▸ **Exercise directions**
Reproduce every line of the material below word for word, with nothing changed.

▸ **Layout records**

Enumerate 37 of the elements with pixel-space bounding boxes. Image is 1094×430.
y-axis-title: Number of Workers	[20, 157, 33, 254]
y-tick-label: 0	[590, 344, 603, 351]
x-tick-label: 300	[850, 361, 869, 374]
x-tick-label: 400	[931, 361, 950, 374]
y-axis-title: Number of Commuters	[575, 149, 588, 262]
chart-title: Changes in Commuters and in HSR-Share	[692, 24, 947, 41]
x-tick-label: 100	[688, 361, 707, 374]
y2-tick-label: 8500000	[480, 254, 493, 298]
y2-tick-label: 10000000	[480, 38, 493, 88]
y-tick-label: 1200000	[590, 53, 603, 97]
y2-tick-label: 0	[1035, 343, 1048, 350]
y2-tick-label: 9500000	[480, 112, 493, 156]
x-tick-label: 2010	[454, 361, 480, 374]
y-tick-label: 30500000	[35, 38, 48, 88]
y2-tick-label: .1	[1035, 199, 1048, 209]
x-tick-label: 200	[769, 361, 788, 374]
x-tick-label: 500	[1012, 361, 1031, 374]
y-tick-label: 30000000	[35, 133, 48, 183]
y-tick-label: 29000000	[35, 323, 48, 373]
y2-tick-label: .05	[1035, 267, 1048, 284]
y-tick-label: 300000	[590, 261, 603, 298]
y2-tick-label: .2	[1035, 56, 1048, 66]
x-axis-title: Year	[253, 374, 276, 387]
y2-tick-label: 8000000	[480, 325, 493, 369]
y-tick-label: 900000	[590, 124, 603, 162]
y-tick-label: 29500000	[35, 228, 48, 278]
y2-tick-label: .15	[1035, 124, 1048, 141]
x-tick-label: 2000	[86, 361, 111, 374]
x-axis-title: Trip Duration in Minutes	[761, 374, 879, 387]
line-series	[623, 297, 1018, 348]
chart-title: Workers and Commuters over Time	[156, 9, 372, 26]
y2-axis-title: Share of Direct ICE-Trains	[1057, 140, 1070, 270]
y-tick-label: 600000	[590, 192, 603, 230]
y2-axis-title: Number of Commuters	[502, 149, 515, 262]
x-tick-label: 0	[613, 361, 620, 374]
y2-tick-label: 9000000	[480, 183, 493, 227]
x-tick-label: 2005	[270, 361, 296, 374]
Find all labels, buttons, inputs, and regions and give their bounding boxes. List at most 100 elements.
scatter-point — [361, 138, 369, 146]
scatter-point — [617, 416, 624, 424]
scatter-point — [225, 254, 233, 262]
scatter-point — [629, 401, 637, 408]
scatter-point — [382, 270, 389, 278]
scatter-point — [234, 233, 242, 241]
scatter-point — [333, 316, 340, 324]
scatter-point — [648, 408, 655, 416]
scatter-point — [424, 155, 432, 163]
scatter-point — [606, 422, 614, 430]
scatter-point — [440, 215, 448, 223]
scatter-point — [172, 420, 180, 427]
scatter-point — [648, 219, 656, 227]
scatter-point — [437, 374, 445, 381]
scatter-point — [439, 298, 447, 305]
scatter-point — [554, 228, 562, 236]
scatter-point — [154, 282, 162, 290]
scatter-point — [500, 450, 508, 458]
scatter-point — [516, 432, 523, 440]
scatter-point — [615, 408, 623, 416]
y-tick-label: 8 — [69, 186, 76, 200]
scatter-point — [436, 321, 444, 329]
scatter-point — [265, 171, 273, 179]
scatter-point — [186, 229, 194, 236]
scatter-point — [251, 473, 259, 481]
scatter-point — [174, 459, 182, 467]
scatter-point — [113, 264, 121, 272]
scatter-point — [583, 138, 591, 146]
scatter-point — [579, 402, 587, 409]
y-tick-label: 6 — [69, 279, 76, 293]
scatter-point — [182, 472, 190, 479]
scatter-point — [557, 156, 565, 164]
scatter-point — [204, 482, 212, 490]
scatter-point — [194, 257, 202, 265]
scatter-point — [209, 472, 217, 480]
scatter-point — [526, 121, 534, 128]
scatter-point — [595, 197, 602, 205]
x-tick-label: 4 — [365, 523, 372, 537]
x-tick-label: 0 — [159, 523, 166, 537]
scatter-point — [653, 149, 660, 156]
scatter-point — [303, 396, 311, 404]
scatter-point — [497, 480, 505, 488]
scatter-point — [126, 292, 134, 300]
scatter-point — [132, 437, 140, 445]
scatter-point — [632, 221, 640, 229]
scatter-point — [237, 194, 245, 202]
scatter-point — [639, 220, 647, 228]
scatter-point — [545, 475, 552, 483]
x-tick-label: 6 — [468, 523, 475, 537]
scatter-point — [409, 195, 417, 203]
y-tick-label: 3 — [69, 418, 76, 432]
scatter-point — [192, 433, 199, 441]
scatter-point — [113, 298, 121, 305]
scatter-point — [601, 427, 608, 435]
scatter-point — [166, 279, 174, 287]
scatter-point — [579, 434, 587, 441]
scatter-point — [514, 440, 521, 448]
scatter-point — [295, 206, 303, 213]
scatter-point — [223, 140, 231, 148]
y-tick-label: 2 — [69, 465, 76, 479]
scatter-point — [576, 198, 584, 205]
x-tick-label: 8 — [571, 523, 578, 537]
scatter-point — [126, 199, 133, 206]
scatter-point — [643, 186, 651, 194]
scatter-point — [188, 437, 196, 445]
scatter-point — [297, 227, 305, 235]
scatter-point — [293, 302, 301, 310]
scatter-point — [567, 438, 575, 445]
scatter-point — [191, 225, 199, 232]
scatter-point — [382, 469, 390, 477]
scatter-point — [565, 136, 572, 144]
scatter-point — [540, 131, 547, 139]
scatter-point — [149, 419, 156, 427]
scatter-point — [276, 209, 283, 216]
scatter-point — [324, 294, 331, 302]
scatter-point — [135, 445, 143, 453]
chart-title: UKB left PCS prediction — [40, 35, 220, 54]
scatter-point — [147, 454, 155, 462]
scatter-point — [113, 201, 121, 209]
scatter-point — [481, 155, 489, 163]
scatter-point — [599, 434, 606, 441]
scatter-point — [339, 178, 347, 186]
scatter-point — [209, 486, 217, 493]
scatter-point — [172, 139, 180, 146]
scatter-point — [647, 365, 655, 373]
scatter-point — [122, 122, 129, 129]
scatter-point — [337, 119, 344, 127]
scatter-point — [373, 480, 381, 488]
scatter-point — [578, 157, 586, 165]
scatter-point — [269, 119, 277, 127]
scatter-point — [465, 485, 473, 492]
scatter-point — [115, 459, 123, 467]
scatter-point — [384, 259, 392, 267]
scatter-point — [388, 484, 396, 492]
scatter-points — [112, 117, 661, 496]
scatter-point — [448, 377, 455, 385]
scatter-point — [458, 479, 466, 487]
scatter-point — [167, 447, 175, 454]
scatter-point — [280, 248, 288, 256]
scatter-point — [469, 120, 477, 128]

▸ **Answer to this task**
Enumerate 37 of the elements with pixel-space bounding boxes. Image is 1094×430.
y-axis-title: Number of Workers	[20, 157, 33, 254]
y-tick-label: 0	[590, 344, 603, 351]
x-tick-label: 300	[850, 361, 869, 374]
x-tick-label: 400	[931, 361, 950, 374]
y-axis-title: Number of Commuters	[575, 149, 588, 262]
chart-title: Changes in Commuters and in HSR-Share	[692, 24, 947, 41]
x-tick-label: 100	[688, 361, 707, 374]
y2-tick-label: 8500000	[480, 254, 493, 298]
y2-tick-label: 10000000	[480, 38, 493, 88]
y-tick-label: 1200000	[590, 53, 603, 97]
y2-tick-label: 0	[1035, 343, 1048, 350]
y2-tick-label: 9500000	[480, 112, 493, 156]
x-tick-label: 2010	[454, 361, 480, 374]
y-tick-label: 30500000	[35, 38, 48, 88]
y2-tick-label: .1	[1035, 199, 1048, 209]
x-tick-label: 200	[769, 361, 788, 374]
x-tick-label: 500	[1012, 361, 1031, 374]
y-tick-label: 30000000	[35, 133, 48, 183]
y-tick-label: 29000000	[35, 323, 48, 373]
y2-tick-label: .05	[1035, 267, 1048, 284]
y-tick-label: 300000	[590, 261, 603, 298]
y2-tick-label: .2	[1035, 56, 1048, 66]
x-axis-title: Year	[253, 374, 276, 387]
y2-tick-label: 8000000	[480, 325, 493, 369]
y-tick-label: 900000	[590, 124, 603, 162]
y-tick-label: 29500000	[35, 228, 48, 278]
y2-tick-label: .15	[1035, 124, 1048, 141]
x-tick-label: 2000	[86, 361, 111, 374]
x-axis-title: Trip Duration in Minutes	[761, 374, 879, 387]
line-series	[623, 297, 1018, 348]
chart-title: Workers and Commuters over Time	[156, 9, 372, 26]
y2-axis-title: Share of Direct ICE-Trains	[1057, 140, 1070, 270]
y-tick-label: 600000	[590, 192, 603, 230]
y2-axis-title: Number of Commuters	[502, 149, 515, 262]
x-tick-label: 0	[613, 361, 620, 374]
y2-tick-label: 9000000	[480, 183, 493, 227]
x-tick-label: 2005	[270, 361, 296, 374]
Find all labels, buttons, inputs, and regions and give their bounding boxes. List at most 100 elements.
scatter-point — [361, 138, 369, 146]
scatter-point — [617, 416, 624, 424]
scatter-point — [225, 254, 233, 262]
scatter-point — [629, 401, 637, 408]
scatter-point — [382, 270, 389, 278]
scatter-point — [234, 233, 242, 241]
scatter-point — [333, 316, 340, 324]
scatter-point — [648, 408, 655, 416]
scatter-point — [424, 155, 432, 163]
scatter-point — [606, 422, 614, 430]
scatter-point — [440, 215, 448, 223]
scatter-point — [172, 420, 180, 427]
scatter-point — [648, 219, 656, 227]
scatter-point — [437, 374, 445, 381]
scatter-point — [439, 298, 447, 305]
scatter-point — [554, 228, 562, 236]
scatter-point — [154, 282, 162, 290]
scatter-point — [500, 450, 508, 458]
scatter-point — [516, 432, 523, 440]
scatter-point — [615, 408, 623, 416]
y-tick-label: 8 — [69, 186, 76, 200]
scatter-point — [436, 321, 444, 329]
scatter-point — [265, 171, 273, 179]
scatter-point — [186, 229, 194, 236]
scatter-point — [251, 473, 259, 481]
scatter-point — [174, 459, 182, 467]
scatter-point — [113, 264, 121, 272]
scatter-point — [583, 138, 591, 146]
scatter-point — [579, 402, 587, 409]
y-tick-label: 6 — [69, 279, 76, 293]
scatter-point — [182, 472, 190, 479]
scatter-point — [557, 156, 565, 164]
scatter-point — [204, 482, 212, 490]
scatter-point — [194, 257, 202, 265]
scatter-point — [209, 472, 217, 480]
scatter-point — [526, 121, 534, 128]
scatter-point — [595, 197, 602, 205]
x-tick-label: 4 — [365, 523, 372, 537]
x-tick-label: 0 — [159, 523, 166, 537]
scatter-point — [653, 149, 660, 156]
scatter-point — [303, 396, 311, 404]
scatter-point — [497, 480, 505, 488]
scatter-point — [126, 292, 134, 300]
scatter-point — [132, 437, 140, 445]
scatter-point — [632, 221, 640, 229]
scatter-point — [237, 194, 245, 202]
scatter-point — [639, 220, 647, 228]
scatter-point — [545, 475, 552, 483]
x-tick-label: 6 — [468, 523, 475, 537]
scatter-point — [409, 195, 417, 203]
y-tick-label: 3 — [69, 418, 76, 432]
scatter-point — [192, 433, 199, 441]
scatter-point — [113, 298, 121, 305]
scatter-point — [601, 427, 608, 435]
scatter-point — [166, 279, 174, 287]
scatter-point — [579, 434, 587, 441]
scatter-point — [514, 440, 521, 448]
scatter-point — [295, 206, 303, 213]
scatter-point — [223, 140, 231, 148]
y-tick-label: 2 — [69, 465, 76, 479]
scatter-point — [576, 198, 584, 205]
x-tick-label: 8 — [571, 523, 578, 537]
scatter-point — [126, 199, 133, 206]
scatter-point — [643, 186, 651, 194]
scatter-point — [188, 437, 196, 445]
scatter-point — [297, 227, 305, 235]
scatter-point — [293, 302, 301, 310]
scatter-point — [567, 438, 575, 445]
scatter-point — [191, 225, 199, 232]
scatter-point — [382, 469, 390, 477]
scatter-point — [565, 136, 572, 144]
scatter-point — [540, 131, 547, 139]
scatter-point — [149, 419, 156, 427]
scatter-point — [276, 209, 283, 216]
scatter-point — [324, 294, 331, 302]
scatter-point — [135, 445, 143, 453]
chart-title: UKB left PCS prediction — [40, 35, 220, 54]
scatter-point — [147, 454, 155, 462]
scatter-point — [113, 201, 121, 209]
scatter-point — [481, 155, 489, 163]
scatter-point — [599, 434, 606, 441]
scatter-point — [339, 178, 347, 186]
scatter-point — [209, 486, 217, 493]
scatter-point — [172, 139, 180, 146]
scatter-point — [647, 365, 655, 373]
scatter-point — [122, 122, 129, 129]
scatter-point — [337, 119, 344, 127]
scatter-point — [373, 480, 381, 488]
scatter-point — [578, 157, 586, 165]
scatter-point — [269, 119, 277, 127]
scatter-point — [465, 485, 473, 492]
scatter-point — [115, 459, 123, 467]
scatter-point — [384, 259, 392, 267]
scatter-point — [388, 484, 396, 492]
scatter-points — [112, 117, 661, 496]
scatter-point — [448, 377, 455, 385]
scatter-point — [458, 479, 466, 487]
scatter-point — [167, 447, 175, 454]
scatter-point — [280, 248, 288, 256]
scatter-point — [469, 120, 477, 128]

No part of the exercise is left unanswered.